• Problem description:
Write out every line of the material as it stands, apart from the pictures.

• Given data:
※

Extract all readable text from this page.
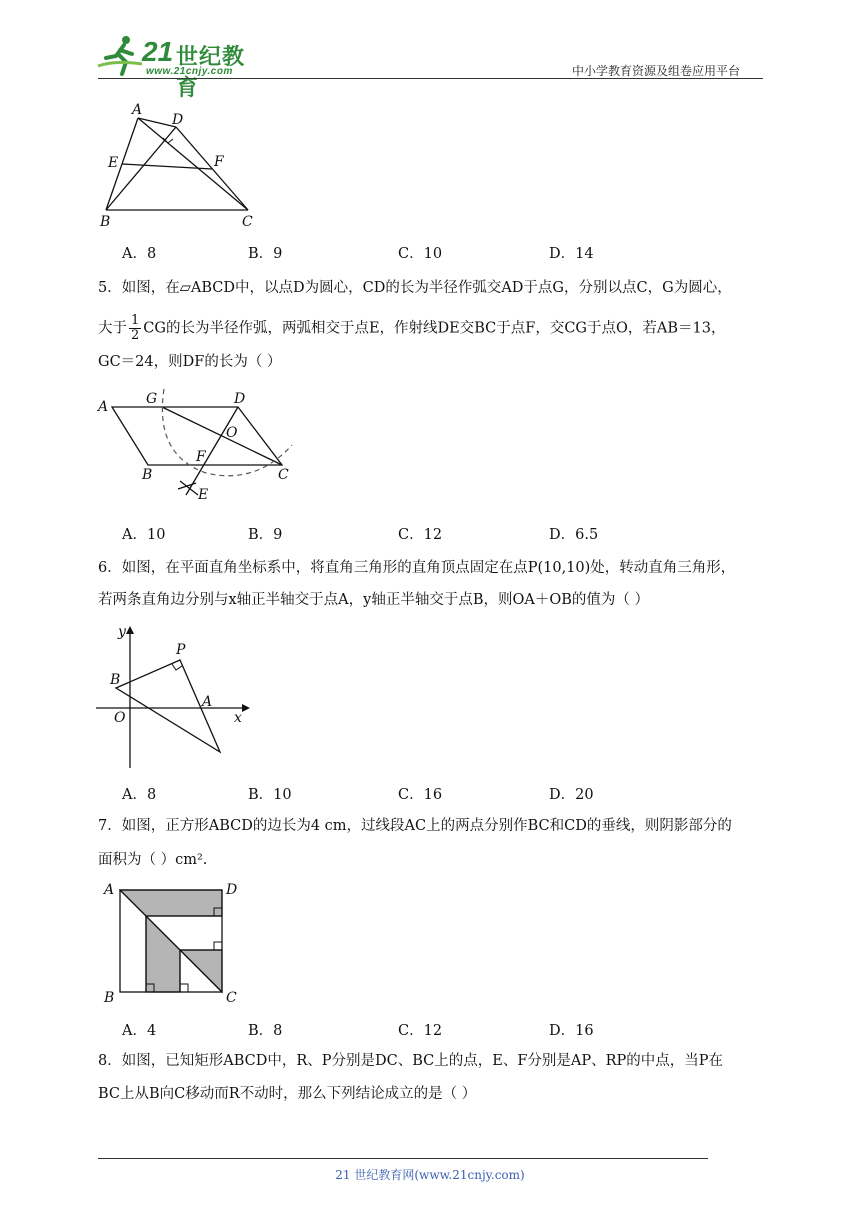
21 世纪教育
www.21cnjy.com	中小学教育资源及组卷应用平台
A
D
E	F
B	C
A．8	B．9	C．10	D．14
5．如图，在▱ABCD中，以点D为圆心，CD的长为半径作弧交AD于点G，分别以点C，G为圆心，
大于 $\frac{1}{2}$ CG的长为半径作弧，两弧相交于点E，作射线DE交BC于点F，交CG于点O，若AB＝13，
GC＝24，则DF的长为（ ）
A	G	D
O
B
F
C
E
A．10	B．9	C．12	D．6.5
6．如图，在平面直角坐标系中，将直角三角形的直角顶点固定在点P(10,10)处，转动直角三角形，
若两条直角边分别与x轴正半轴交于点A，y轴正半轴交于点B，则OA＋OB的值为（ ）
y
P
B
A
O	x
A．8	B．10	C．16	D．20
7．如图，正方形ABCD的边长为4 cm，过线段AC上的两点分别作BC和CD的垂线，则阴影部分的
面积为（ ）cm².
A	D
B	C
A．4	B．8	C．12	D．16
8．如图，已知矩形ABCD中，R、P分别是DC、BC上的点，E、F分别是AP、RP的中点，当P在
BC上从B向C移动而R不动时，那么下列结论成立的是（ ）
21 世纪教育网(www.21cnjy.com)
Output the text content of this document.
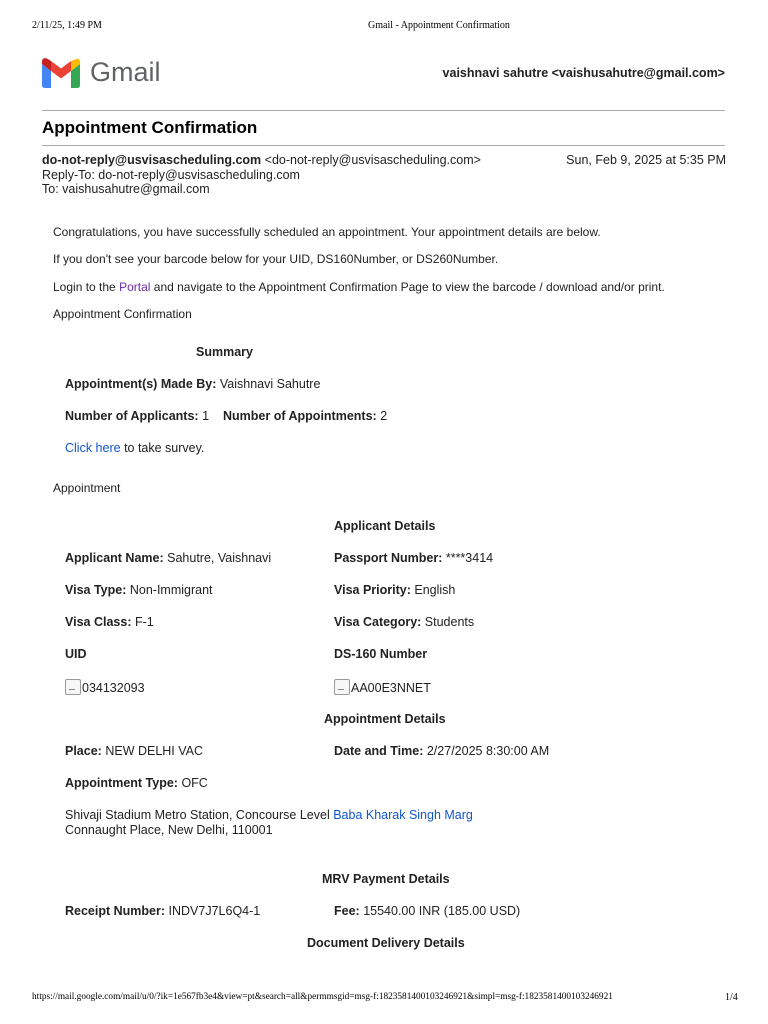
2/11/25, 1:49 PM	Gmail - Appointment Confirmation
Gmail	vaishnavi sahutre <vaishusahutre@gmail.com>
Appointment Confirmation
do-not-reply@usvisascheduling.com <do-not-reply@usvisascheduling.com>	Sun, Feb 9, 2025 at 5:35 PM
Reply-To: do-not-reply@usvisascheduling.com
To: vaishusahutre@gmail.com
Congratulations, you have successfully scheduled an appointment. Your appointment details are below.
If you don't see your barcode below for your UID, DS160Number, or DS260Number.
Login to the Portal and navigate to the Appointment Confirmation Page to view the barcode / download and/or print.
Appointment Confirmation
Summary
Appointment(s) Made By: Vaishnavi Sahutre
Number of Applicants: 1 Number of Appointments: 2
Click here to take survey.
Appointment
Applicant Details
Applicant Name: Sahutre, Vaishnavi	Passport Number: ****3414
Visa Type: Non-Immigrant	Visa Priority: English
Visa Class: F-1	Visa Category: Students
UID	DS-160 Number
034132093	AA00E3NNET
Appointment Details
Place: NEW DELHI VAC	Date and Time: 2/27/2025 8:30:00 AM
Appointment Type: OFC
Shivaji Stadium Metro Station, Concourse Level Baba Kharak Singh Marg
Connaught Place, New Delhi, 110001
MRV Payment Details
Receipt Number: INDV7J7L6Q4-1	Fee: 15540.00 INR (185.00 USD)
Document Delivery Details
https://mail.google.com/mail/u/0/?ik=1e567fb3e4&view=pt&search=all&permmsgid=msg-f:1823581400103246921&simpl=msg-f:1823581400103246921	1/4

※

• Output for this exercise:
Extract all readable text from this page.
21 世纪教育
www.21cnjy.com	中小学教育资源及组卷应用平台
A
D
E	F
B	C
A．8	B．9	C．10	D．14
5．如图，在▱ABCD中，以点D为圆心，CD的长为半径作弧交AD于点G，分别以点C，G为圆心，
大于 $\frac{1}{2}$ CG的长为半径作弧，两弧相交于点E，作射线DE交BC于点F，交CG于点O，若AB＝13，
GC＝24，则DF的长为（ ）
A	G	D
O
B
F
C
E
A．10	B．9	C．12	D．6.5
6．如图，在平面直角坐标系中，将直角三角形的直角顶点固定在点P(10,10)处，转动直角三角形，
若两条直角边分别与x轴正半轴交于点A，y轴正半轴交于点B，则OA＋OB的值为（ ）
y
P
B
A
O	x
A．8	B．10	C．16	D．20
7．如图，正方形ABCD的边长为4 cm，过线段AC上的两点分别作BC和CD的垂线，则阴影部分的
面积为（ ）cm².
A	D
B	C
A．4	B．8	C．12	D．16
8．如图，已知矩形ABCD中，R、P分别是DC、BC上的点，E、F分别是AP、RP的中点，当P在
BC上从B向C移动而R不动时，那么下列结论成立的是（ ）
21 世纪教育网(www.21cnjy.com)
Output the text content of this document.
2/11/25, 1:49 PM	Gmail - Appointment Confirmation
Gmail	vaishnavi sahutre <vaishusahutre@gmail.com>
Appointment Confirmation
do-not-reply@usvisascheduling.com <do-not-reply@usvisascheduling.com>	Sun, Feb 9, 2025 at 5:35 PM
Reply-To: do-not-reply@usvisascheduling.com
To: vaishusahutre@gmail.com
Congratulations, you have successfully scheduled an appointment. Your appointment details are below.
If you don't see your barcode below for your UID, DS160Number, or DS260Number.
Login to the Portal and navigate to the Appointment Confirmation Page to view the barcode / download and/or print.
Appointment Confirmation
Summary
Appointment(s) Made By: Vaishnavi Sahutre
Number of Applicants: 1 Number of Appointments: 2
Click here to take survey.
Appointment
Applicant Details
Applicant Name: Sahutre, Vaishnavi	Passport Number: ****3414
Visa Type: Non-Immigrant	Visa Priority: English
Visa Class: F-1	Visa Category: Students
UID	DS-160 Number
034132093	AA00E3NNET
Appointment Details
Place: NEW DELHI VAC	Date and Time: 2/27/2025 8:30:00 AM
Appointment Type: OFC
Shivaji Stadium Metro Station, Concourse Level Baba Kharak Singh Marg
Connaught Place, New Delhi, 110001
MRV Payment Details
Receipt Number: INDV7J7L6Q4-1	Fee: 15540.00 INR (185.00 USD)
Document Delivery Details
https://mail.google.com/mail/u/0/?ik=1e567fb3e4&view=pt&search=all&permmsgid=msg-f:1823581400103246921&simpl=msg-f:1823581400103246921	1/4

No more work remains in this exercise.